Set down the records once more, please, exactly and with the pictures left out.

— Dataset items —
====================

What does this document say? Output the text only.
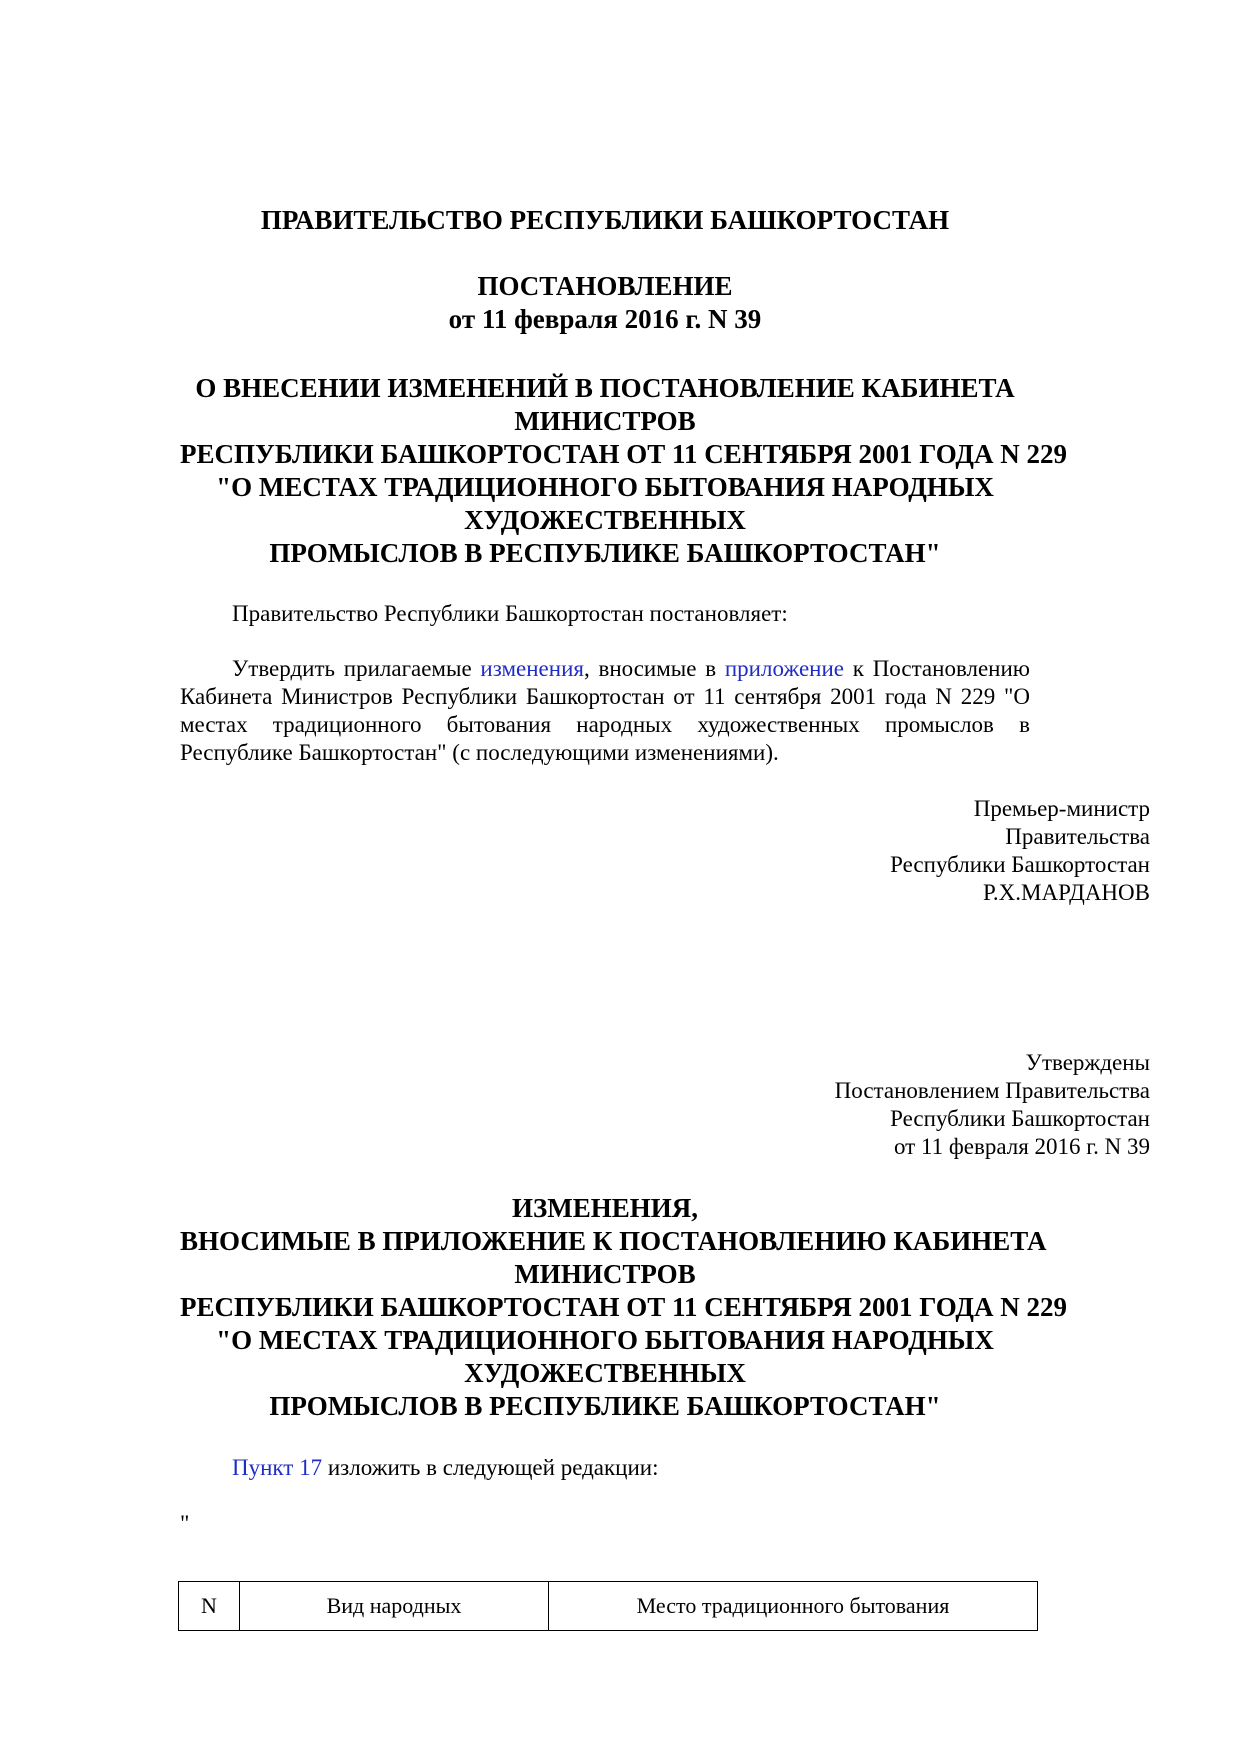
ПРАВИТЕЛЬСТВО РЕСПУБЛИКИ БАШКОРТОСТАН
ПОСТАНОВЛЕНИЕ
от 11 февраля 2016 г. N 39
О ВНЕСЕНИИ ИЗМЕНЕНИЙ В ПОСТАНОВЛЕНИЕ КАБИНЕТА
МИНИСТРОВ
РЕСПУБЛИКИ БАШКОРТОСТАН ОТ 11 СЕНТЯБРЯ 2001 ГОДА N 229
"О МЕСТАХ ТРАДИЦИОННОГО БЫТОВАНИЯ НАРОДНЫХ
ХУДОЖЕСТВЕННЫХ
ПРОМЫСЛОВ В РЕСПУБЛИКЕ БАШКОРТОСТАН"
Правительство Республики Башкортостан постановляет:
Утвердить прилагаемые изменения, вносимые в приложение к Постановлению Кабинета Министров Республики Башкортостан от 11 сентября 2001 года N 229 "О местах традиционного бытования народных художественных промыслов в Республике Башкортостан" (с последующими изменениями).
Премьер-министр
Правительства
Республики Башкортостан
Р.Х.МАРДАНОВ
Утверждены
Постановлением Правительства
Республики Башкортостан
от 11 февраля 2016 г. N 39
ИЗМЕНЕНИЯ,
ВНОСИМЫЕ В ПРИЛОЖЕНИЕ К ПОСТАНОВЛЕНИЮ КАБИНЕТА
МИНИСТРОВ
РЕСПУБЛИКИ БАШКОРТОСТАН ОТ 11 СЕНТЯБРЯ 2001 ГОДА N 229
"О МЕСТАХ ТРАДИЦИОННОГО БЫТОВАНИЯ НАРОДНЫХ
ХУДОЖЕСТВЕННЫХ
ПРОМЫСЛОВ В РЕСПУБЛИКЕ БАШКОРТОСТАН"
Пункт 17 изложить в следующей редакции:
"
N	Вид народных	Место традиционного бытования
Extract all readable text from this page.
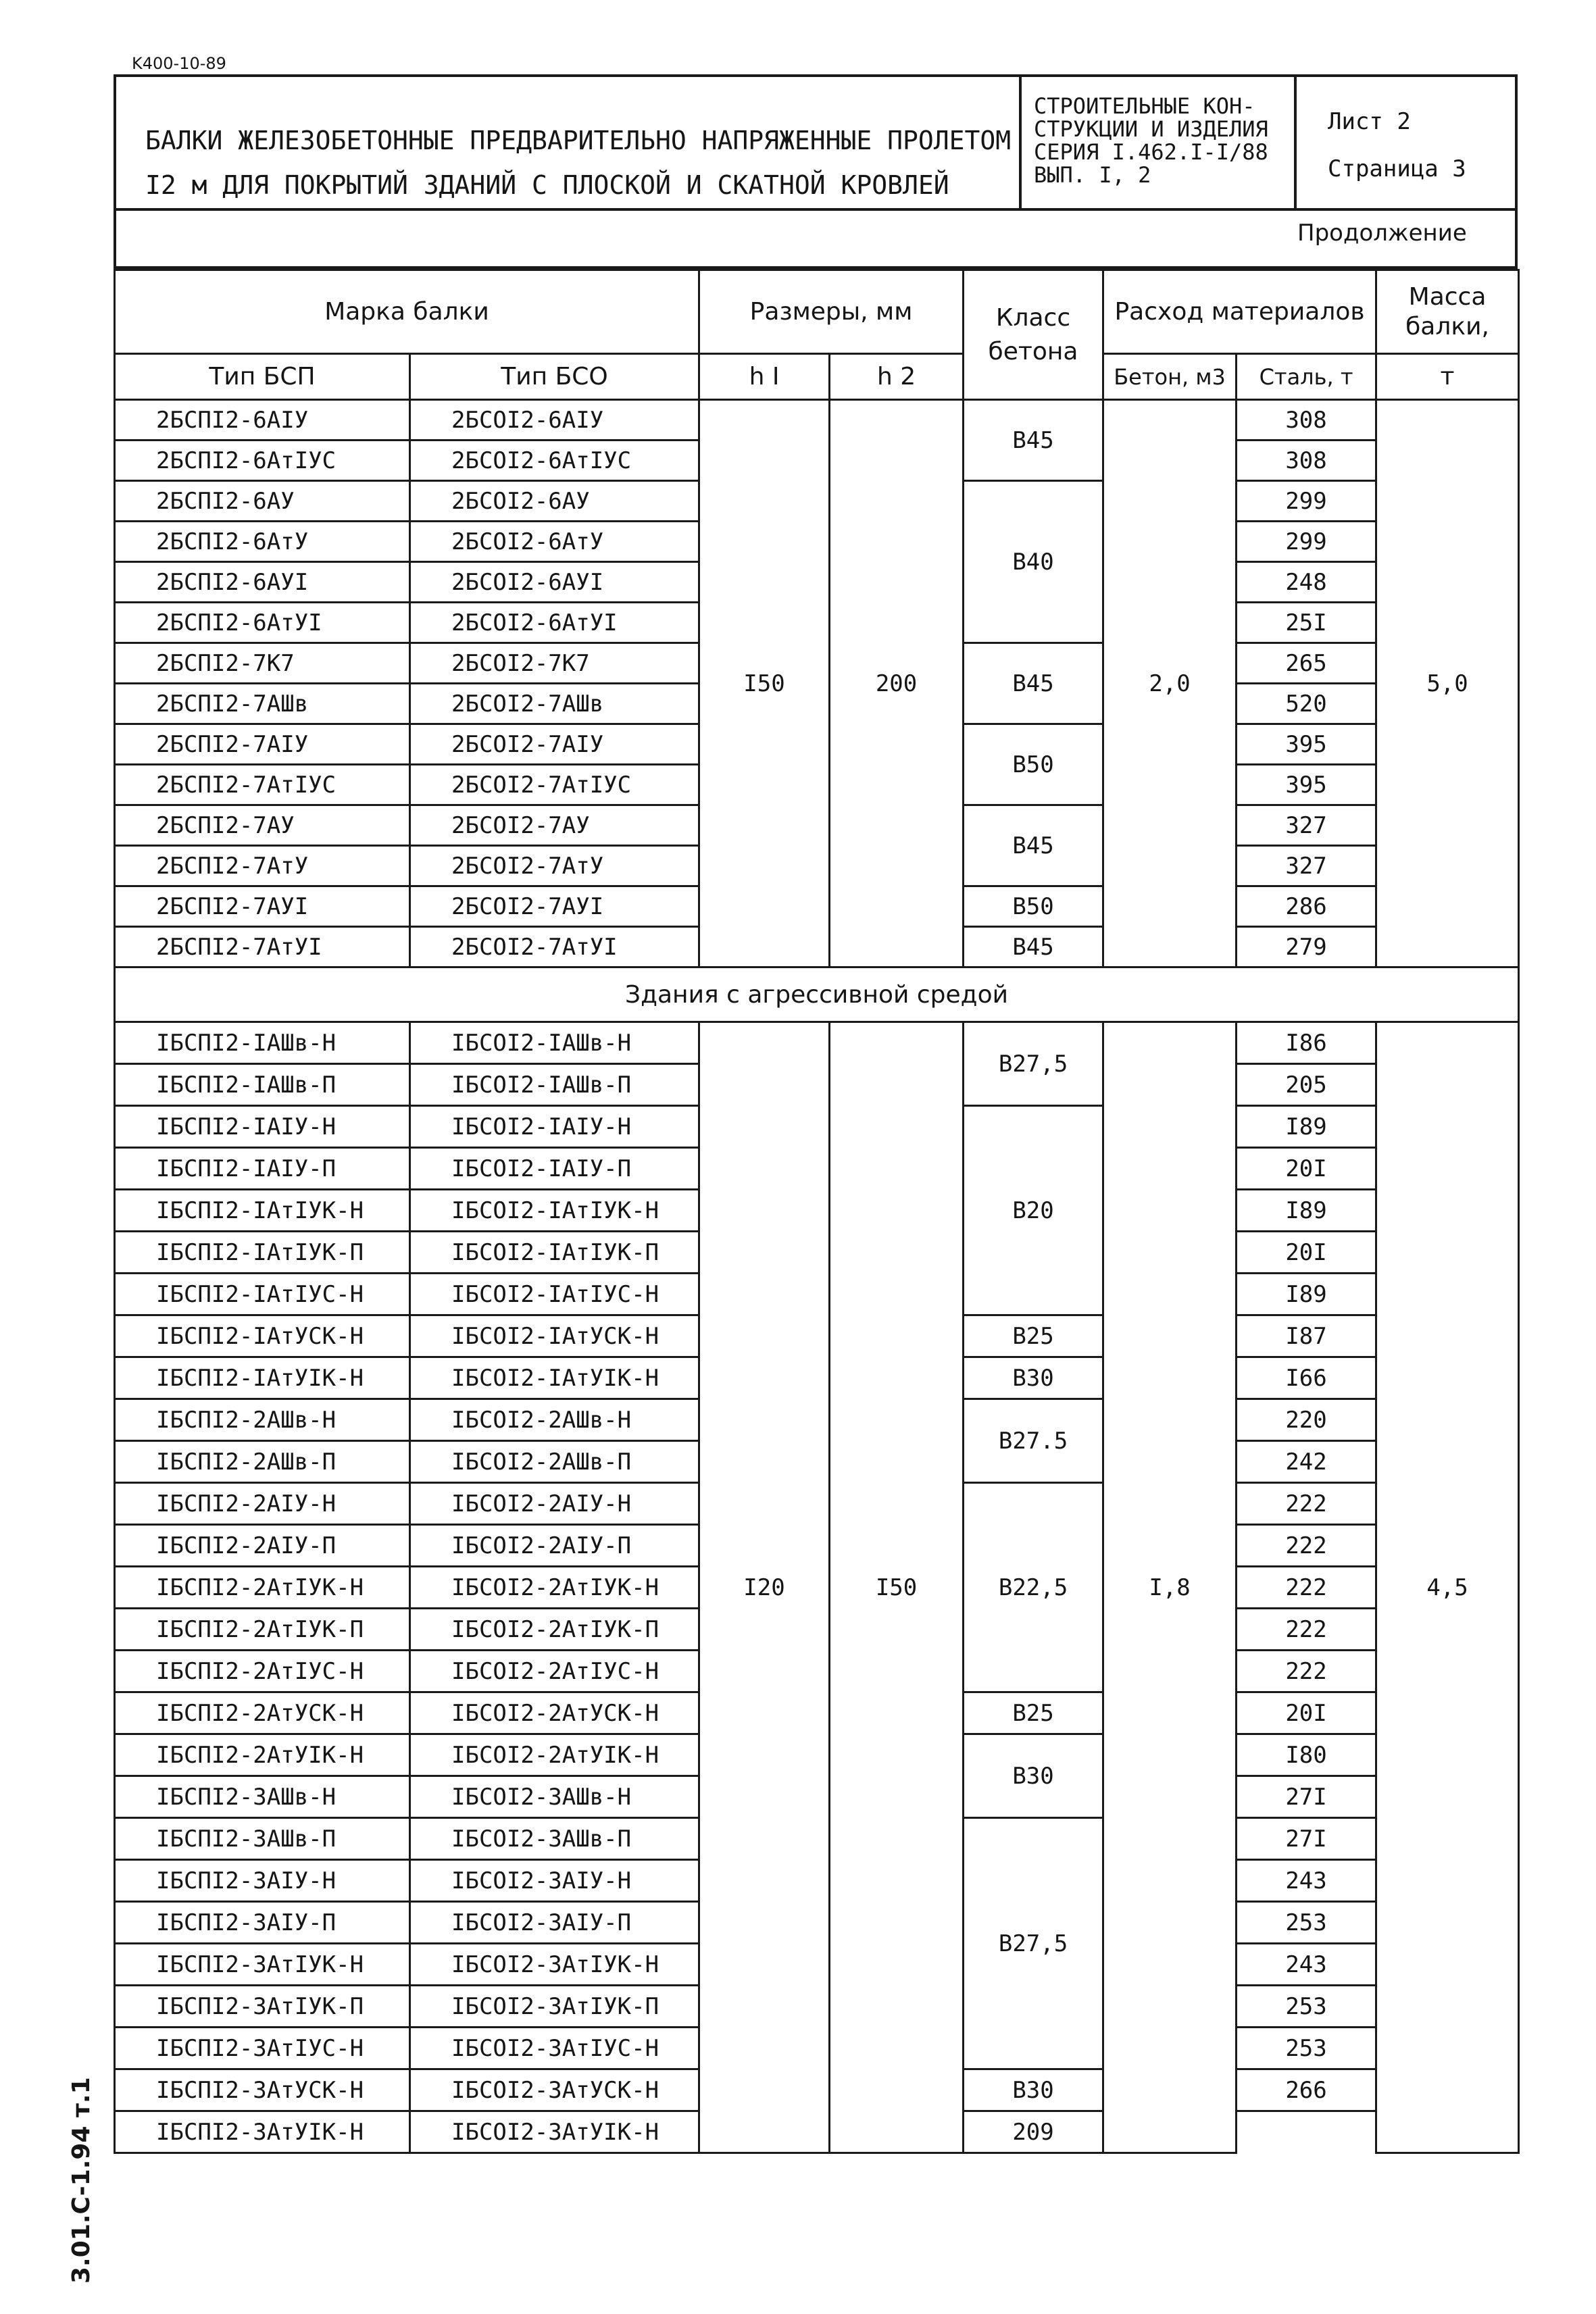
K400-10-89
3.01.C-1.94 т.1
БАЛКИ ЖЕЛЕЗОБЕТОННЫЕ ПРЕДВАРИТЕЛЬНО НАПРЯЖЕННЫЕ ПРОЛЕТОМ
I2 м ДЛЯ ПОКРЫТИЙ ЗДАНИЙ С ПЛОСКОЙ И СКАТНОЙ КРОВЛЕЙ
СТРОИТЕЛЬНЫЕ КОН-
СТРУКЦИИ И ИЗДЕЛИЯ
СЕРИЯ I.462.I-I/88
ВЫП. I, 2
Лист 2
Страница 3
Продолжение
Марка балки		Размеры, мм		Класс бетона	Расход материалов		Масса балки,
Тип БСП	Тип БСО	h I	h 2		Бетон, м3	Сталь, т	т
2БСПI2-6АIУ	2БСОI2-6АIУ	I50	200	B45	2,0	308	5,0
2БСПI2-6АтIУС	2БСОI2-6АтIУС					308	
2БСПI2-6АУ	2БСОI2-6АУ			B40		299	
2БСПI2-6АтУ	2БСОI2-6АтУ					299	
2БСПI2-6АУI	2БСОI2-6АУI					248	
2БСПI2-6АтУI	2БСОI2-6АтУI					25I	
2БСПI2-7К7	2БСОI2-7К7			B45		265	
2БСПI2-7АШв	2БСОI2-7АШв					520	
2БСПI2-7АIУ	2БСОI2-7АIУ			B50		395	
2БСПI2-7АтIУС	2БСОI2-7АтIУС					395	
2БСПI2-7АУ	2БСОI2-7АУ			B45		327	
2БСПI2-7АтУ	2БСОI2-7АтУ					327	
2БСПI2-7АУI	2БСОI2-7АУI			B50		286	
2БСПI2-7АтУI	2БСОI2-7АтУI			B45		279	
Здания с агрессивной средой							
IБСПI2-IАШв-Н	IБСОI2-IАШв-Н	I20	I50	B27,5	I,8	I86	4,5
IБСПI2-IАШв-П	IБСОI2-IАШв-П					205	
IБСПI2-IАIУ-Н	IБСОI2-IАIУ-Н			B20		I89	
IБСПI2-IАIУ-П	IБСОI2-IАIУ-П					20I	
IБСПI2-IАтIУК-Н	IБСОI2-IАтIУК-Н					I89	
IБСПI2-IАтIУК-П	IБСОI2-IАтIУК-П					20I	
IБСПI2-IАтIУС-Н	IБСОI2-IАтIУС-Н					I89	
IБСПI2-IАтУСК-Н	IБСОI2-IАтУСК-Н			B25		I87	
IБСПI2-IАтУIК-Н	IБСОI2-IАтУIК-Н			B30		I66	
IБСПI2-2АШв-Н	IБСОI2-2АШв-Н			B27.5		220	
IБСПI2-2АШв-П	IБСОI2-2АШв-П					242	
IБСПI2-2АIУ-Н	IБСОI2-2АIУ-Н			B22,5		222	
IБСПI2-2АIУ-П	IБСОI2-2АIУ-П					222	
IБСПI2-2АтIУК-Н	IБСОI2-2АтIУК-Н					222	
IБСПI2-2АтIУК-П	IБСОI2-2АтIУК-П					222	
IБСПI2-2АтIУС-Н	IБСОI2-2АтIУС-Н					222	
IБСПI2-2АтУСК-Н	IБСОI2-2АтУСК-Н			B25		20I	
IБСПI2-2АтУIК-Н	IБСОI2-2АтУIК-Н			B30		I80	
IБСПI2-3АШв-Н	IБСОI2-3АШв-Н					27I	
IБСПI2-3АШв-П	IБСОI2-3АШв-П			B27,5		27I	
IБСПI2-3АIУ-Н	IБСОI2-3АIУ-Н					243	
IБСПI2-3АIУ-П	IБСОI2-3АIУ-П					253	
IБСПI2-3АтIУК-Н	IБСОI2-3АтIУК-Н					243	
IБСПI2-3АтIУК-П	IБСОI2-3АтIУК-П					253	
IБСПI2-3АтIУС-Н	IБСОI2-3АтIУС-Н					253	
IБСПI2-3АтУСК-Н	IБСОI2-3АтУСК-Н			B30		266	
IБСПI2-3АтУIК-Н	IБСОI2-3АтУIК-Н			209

====================

— Expected output —
What does this document say? Output the text only.
ПРАВИТЕЛЬСТВО РЕСПУБЛИКИ БАШКОРТОСТАН
ПОСТАНОВЛЕНИЕ
от 11 февраля 2016 г. N 39
О ВНЕСЕНИИ ИЗМЕНЕНИЙ В ПОСТАНОВЛЕНИЕ КАБИНЕТА
МИНИСТРОВ
РЕСПУБЛИКИ БАШКОРТОСТАН ОТ 11 СЕНТЯБРЯ 2001 ГОДА N 229
"О МЕСТАХ ТРАДИЦИОННОГО БЫТОВАНИЯ НАРОДНЫХ
ХУДОЖЕСТВЕННЫХ
ПРОМЫСЛОВ В РЕСПУБЛИКЕ БАШКОРТОСТАН"
Правительство Республики Башкортостан постановляет:
Утвердить прилагаемые изменения, вносимые в приложение к Постановлению Кабинета Министров Республики Башкортостан от 11 сентября 2001 года N 229 "О местах традиционного бытования народных художественных промыслов в Республике Башкортостан" (с последующими изменениями).
Премьер-министр
Правительства
Республики Башкортостан
Р.Х.МАРДАНОВ
Утверждены
Постановлением Правительства
Республики Башкортостан
от 11 февраля 2016 г. N 39
ИЗМЕНЕНИЯ,
ВНОСИМЫЕ В ПРИЛОЖЕНИЕ К ПОСТАНОВЛЕНИЮ КАБИНЕТА
МИНИСТРОВ
РЕСПУБЛИКИ БАШКОРТОСТАН ОТ 11 СЕНТЯБРЯ 2001 ГОДА N 229
"О МЕСТАХ ТРАДИЦИОННОГО БЫТОВАНИЯ НАРОДНЫХ
ХУДОЖЕСТВЕННЫХ
ПРОМЫСЛОВ В РЕСПУБЛИКЕ БАШКОРТОСТАН"
Пункт 17 изложить в следующей редакции:
"
N	Вид народных	Место традиционного бытования
Extract all readable text from this page.
K400-10-89
3.01.C-1.94 т.1
БАЛКИ ЖЕЛЕЗОБЕТОННЫЕ ПРЕДВАРИТЕЛЬНО НАПРЯЖЕННЫЕ ПРОЛЕТОМ
I2 м ДЛЯ ПОКРЫТИЙ ЗДАНИЙ С ПЛОСКОЙ И СКАТНОЙ КРОВЛЕЙ
СТРОИТЕЛЬНЫЕ КОН-
СТРУКЦИИ И ИЗДЕЛИЯ
СЕРИЯ I.462.I-I/88
ВЫП. I, 2
Лист 2
Страница 3
Продолжение
Марка балки		Размеры, мм		Класс бетона	Расход материалов		Масса балки,
Тип БСП	Тип БСО	h I	h 2		Бетон, м3	Сталь, т	т
2БСПI2-6АIУ	2БСОI2-6АIУ	I50	200	B45	2,0	308	5,0
2БСПI2-6АтIУС	2БСОI2-6АтIУС					308	
2БСПI2-6АУ	2БСОI2-6АУ			B40		299	
2БСПI2-6АтУ	2БСОI2-6АтУ					299	
2БСПI2-6АУI	2БСОI2-6АУI					248	
2БСПI2-6АтУI	2БСОI2-6АтУI					25I	
2БСПI2-7К7	2БСОI2-7К7			B45		265	
2БСПI2-7АШв	2БСОI2-7АШв					520	
2БСПI2-7АIУ	2БСОI2-7АIУ			B50		395	
2БСПI2-7АтIУС	2БСОI2-7АтIУС					395	
2БСПI2-7АУ	2БСОI2-7АУ			B45		327	
2БСПI2-7АтУ	2БСОI2-7АтУ					327	
2БСПI2-7АУI	2БСОI2-7АУI			B50		286	
2БСПI2-7АтУI	2БСОI2-7АтУI			B45		279	
Здания с агрессивной средой							
IБСПI2-IАШв-Н	IБСОI2-IАШв-Н	I20	I50	B27,5	I,8	I86	4,5
IБСПI2-IАШв-П	IБСОI2-IАШв-П					205	
IБСПI2-IАIУ-Н	IБСОI2-IАIУ-Н			B20		I89	
IБСПI2-IАIУ-П	IБСОI2-IАIУ-П					20I	
IБСПI2-IАтIУК-Н	IБСОI2-IАтIУК-Н					I89	
IБСПI2-IАтIУК-П	IБСОI2-IАтIУК-П					20I	
IБСПI2-IАтIУС-Н	IБСОI2-IАтIУС-Н					I89	
IБСПI2-IАтУСК-Н	IБСОI2-IАтУСК-Н			B25		I87	
IБСПI2-IАтУIК-Н	IБСОI2-IАтУIК-Н			B30		I66	
IБСПI2-2АШв-Н	IБСОI2-2АШв-Н			B27.5		220	
IБСПI2-2АШв-П	IБСОI2-2АШв-П					242	
IБСПI2-2АIУ-Н	IБСОI2-2АIУ-Н			B22,5		222	
IБСПI2-2АIУ-П	IБСОI2-2АIУ-П					222	
IБСПI2-2АтIУК-Н	IБСОI2-2АтIУК-Н					222	
IБСПI2-2АтIУК-П	IБСОI2-2АтIУК-П					222	
IБСПI2-2АтIУС-Н	IБСОI2-2АтIУС-Н					222	
IБСПI2-2АтУСК-Н	IБСОI2-2АтУСК-Н			B25		20I	
IБСПI2-2АтУIК-Н	IБСОI2-2АтУIК-Н			B30		I80	
IБСПI2-3АШв-Н	IБСОI2-3АШв-Н					27I	
IБСПI2-3АШв-П	IБСОI2-3АШв-П			B27,5		27I	
IБСПI2-3АIУ-Н	IБСОI2-3АIУ-Н					243	
IБСПI2-3АIУ-П	IБСОI2-3АIУ-П					253	
IБСПI2-3АтIУК-Н	IБСОI2-3АтIУК-Н					243	
IБСПI2-3АтIУК-П	IБСОI2-3АтIУК-П					253	
IБСПI2-3АтIУС-Н	IБСОI2-3АтIУС-Н					253	
IБСПI2-3АтУСК-Н	IБСОI2-3АтУСК-Н			B30		266	
IБСПI2-3АтУIК-Н	IБСОI2-3АтУIК-Н			209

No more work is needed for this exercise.